» **Aim**
Records follow. Select each line holding "title".

» **Extracted data**

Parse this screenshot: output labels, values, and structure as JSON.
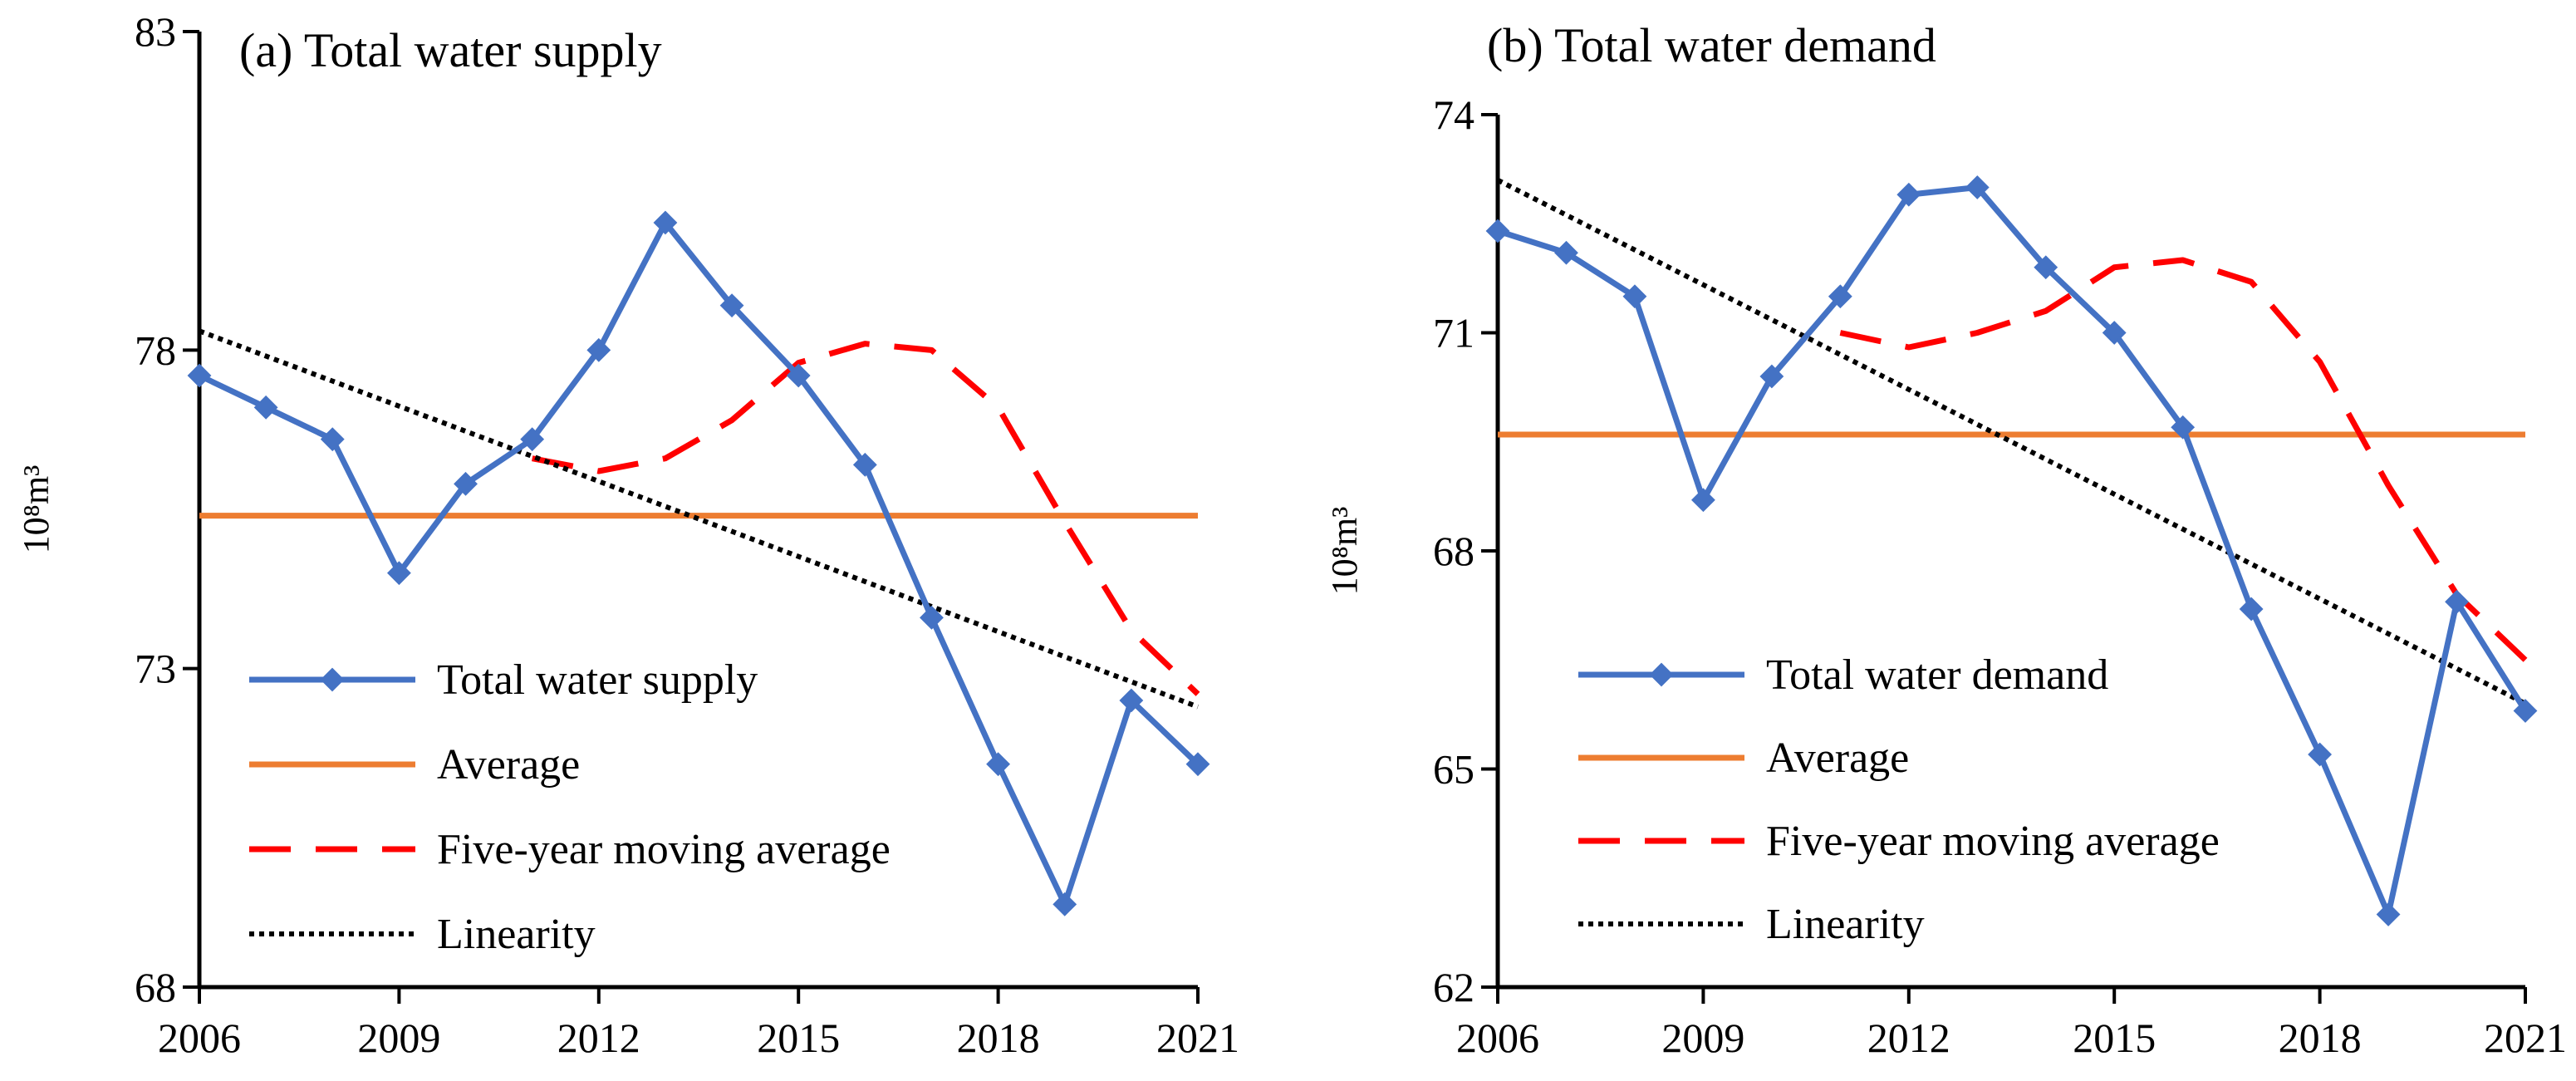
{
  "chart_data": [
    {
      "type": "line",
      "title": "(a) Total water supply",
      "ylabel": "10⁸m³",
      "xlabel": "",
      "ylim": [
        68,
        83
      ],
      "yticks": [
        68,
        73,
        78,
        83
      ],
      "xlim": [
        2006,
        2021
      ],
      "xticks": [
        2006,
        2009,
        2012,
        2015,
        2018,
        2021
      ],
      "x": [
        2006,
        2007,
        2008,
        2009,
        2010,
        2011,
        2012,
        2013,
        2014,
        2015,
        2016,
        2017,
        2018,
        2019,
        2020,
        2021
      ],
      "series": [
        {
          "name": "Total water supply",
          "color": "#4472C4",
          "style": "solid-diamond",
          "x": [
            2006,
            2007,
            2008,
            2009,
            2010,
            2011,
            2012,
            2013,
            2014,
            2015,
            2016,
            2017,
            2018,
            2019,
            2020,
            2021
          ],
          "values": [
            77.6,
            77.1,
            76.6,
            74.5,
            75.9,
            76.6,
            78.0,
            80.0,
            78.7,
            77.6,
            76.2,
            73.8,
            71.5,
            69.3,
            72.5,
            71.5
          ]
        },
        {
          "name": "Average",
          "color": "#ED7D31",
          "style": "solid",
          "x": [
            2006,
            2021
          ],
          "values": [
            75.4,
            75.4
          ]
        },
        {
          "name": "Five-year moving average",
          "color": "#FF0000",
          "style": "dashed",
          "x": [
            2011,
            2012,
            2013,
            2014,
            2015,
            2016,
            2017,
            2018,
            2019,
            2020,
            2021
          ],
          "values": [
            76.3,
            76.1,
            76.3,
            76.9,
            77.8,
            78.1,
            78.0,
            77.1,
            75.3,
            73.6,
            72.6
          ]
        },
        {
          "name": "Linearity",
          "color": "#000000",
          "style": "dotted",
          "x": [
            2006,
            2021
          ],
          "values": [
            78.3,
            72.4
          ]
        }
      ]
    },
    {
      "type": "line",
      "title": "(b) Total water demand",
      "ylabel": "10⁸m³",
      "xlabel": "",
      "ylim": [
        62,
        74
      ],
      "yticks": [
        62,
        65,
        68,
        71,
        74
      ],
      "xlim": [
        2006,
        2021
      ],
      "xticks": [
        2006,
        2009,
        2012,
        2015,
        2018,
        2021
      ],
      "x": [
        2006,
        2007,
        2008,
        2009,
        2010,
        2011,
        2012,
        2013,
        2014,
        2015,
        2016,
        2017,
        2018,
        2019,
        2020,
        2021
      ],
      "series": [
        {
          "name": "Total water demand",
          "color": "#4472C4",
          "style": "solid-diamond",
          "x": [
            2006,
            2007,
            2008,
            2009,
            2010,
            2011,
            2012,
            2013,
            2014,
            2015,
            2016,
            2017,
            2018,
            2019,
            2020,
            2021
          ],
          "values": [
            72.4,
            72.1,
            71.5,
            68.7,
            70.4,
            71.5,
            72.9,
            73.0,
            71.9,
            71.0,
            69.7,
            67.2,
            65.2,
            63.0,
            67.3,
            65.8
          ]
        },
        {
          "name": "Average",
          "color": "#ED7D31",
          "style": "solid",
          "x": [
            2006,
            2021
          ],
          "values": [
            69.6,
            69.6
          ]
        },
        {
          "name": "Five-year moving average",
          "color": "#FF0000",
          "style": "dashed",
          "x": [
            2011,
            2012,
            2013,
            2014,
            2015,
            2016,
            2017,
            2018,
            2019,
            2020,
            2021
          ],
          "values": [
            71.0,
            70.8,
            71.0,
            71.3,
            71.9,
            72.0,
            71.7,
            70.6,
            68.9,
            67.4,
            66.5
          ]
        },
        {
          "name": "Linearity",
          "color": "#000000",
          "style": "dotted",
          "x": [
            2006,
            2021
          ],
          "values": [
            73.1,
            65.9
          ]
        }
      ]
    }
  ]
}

» **Correct result**
      "title": "(a) Total water supply",
      "title": "(b) Total water demand",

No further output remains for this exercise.